● Aim: Where a line contains the word "Wins", copy that line.

● Working data:

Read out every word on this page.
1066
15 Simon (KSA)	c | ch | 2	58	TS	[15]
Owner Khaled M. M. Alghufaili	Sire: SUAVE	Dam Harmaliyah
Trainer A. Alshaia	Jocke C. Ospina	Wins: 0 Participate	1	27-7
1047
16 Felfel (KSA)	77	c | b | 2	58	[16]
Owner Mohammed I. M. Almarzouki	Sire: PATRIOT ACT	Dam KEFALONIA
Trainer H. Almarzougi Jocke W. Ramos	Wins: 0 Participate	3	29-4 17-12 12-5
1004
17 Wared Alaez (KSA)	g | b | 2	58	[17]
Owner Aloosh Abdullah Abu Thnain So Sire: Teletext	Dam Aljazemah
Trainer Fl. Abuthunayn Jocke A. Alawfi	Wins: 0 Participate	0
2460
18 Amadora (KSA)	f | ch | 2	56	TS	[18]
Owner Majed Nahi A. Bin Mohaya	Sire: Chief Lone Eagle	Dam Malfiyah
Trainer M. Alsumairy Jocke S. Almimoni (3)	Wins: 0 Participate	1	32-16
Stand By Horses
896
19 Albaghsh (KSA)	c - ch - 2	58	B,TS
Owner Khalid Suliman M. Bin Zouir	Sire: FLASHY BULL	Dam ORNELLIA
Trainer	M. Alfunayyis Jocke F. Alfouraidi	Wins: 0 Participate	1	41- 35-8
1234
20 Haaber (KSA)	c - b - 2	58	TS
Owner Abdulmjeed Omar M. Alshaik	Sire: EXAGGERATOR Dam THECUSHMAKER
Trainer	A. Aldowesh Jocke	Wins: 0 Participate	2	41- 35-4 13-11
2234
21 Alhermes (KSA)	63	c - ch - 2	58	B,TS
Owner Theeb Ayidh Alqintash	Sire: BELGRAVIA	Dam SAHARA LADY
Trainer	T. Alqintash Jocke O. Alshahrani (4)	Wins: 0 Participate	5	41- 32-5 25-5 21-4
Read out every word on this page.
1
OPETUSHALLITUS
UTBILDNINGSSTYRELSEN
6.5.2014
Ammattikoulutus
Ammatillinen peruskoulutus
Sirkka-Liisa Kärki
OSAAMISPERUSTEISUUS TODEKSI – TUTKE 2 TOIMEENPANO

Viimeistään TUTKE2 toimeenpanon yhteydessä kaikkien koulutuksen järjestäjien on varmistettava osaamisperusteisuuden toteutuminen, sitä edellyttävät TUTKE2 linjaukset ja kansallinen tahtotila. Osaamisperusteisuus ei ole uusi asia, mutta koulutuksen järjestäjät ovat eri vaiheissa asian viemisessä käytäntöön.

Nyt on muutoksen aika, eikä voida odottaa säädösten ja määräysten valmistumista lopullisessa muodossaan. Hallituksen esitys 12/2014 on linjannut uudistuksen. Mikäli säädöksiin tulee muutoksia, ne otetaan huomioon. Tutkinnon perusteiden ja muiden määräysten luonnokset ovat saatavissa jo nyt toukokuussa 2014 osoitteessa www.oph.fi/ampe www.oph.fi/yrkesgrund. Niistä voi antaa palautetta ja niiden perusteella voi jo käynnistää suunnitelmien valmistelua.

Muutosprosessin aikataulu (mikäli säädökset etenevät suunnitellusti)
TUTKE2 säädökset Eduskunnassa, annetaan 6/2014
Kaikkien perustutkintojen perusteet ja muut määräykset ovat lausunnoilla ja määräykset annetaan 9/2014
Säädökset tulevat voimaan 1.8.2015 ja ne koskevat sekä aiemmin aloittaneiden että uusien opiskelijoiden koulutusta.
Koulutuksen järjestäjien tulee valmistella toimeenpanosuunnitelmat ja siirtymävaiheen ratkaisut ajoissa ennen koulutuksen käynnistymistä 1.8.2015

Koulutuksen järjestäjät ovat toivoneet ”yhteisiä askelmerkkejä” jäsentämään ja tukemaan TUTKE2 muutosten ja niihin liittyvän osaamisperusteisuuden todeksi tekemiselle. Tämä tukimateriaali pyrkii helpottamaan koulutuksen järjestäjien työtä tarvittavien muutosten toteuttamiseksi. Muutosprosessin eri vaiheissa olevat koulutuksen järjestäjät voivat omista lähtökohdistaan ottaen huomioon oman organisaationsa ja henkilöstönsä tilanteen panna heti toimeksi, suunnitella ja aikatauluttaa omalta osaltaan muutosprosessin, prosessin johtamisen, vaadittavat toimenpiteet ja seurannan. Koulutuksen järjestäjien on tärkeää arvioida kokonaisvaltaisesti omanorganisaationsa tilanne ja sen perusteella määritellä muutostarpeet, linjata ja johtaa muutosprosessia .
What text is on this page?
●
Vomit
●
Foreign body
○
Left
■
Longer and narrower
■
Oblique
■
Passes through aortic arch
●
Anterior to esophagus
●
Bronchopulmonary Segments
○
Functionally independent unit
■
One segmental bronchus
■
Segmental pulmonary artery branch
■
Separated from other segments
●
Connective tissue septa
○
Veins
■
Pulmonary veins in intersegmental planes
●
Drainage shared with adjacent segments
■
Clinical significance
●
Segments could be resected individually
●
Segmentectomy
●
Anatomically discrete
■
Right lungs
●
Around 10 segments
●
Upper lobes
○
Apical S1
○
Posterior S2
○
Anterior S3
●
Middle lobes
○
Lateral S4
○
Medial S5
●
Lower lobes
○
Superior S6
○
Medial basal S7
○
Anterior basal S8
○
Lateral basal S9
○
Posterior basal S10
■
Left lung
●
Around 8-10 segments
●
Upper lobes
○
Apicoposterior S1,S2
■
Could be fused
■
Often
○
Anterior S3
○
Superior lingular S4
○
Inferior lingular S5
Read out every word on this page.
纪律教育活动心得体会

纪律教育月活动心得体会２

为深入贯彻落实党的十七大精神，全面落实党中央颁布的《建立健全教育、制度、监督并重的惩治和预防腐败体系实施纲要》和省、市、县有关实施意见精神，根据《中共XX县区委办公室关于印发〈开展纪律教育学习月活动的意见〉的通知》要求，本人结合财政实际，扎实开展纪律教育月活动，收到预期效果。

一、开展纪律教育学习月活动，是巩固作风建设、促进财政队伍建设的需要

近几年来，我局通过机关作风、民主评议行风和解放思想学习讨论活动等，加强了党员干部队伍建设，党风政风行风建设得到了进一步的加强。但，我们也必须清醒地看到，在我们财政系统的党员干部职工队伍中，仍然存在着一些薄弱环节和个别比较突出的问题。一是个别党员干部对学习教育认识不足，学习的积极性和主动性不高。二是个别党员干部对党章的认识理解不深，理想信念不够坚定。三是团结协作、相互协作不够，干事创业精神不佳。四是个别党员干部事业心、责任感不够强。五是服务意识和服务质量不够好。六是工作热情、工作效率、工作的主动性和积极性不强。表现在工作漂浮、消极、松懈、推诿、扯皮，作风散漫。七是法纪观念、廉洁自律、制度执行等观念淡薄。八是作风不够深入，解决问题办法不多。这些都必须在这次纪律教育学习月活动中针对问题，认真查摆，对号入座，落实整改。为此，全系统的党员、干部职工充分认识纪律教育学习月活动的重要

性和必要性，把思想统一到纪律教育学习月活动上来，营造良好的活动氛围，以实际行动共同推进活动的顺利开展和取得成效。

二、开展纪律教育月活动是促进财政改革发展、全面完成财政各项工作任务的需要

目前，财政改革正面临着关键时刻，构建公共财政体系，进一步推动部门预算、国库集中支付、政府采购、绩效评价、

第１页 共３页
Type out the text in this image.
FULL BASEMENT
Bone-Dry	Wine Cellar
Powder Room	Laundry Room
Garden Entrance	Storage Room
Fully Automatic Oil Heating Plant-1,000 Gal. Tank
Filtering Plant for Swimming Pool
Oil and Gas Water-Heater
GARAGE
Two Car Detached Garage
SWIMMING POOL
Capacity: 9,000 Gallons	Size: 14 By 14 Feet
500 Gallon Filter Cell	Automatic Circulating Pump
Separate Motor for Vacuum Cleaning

● Task output:
Trainer A. Alshaia	Jocke C. Ospina	Wins: 0 Participate	1	27-7
Trainer H. Almarzougi Jocke W. Ramos	Wins: 0 Participate	3	29-4 17-12 12-5
Trainer Fl. Abuthunayn Jocke A. Alawfi	Wins: 0 Participate	0
Trainer M. Alsumairy Jocke S. Almimoni (3)	Wins: 0 Participate	1	32-16
Trainer	M. Alfunayyis Jocke F. Alfouraidi	Wins: 0 Participate	1	41- 35-8
Trainer	A. Aldowesh Jocke	Wins: 0 Participate	2	41- 35-4 13-11
Trainer	T. Alqintash Jocke O. Alshahrani (4)	Wins: 0 Participate	5	41- 32-5 25-5 21-4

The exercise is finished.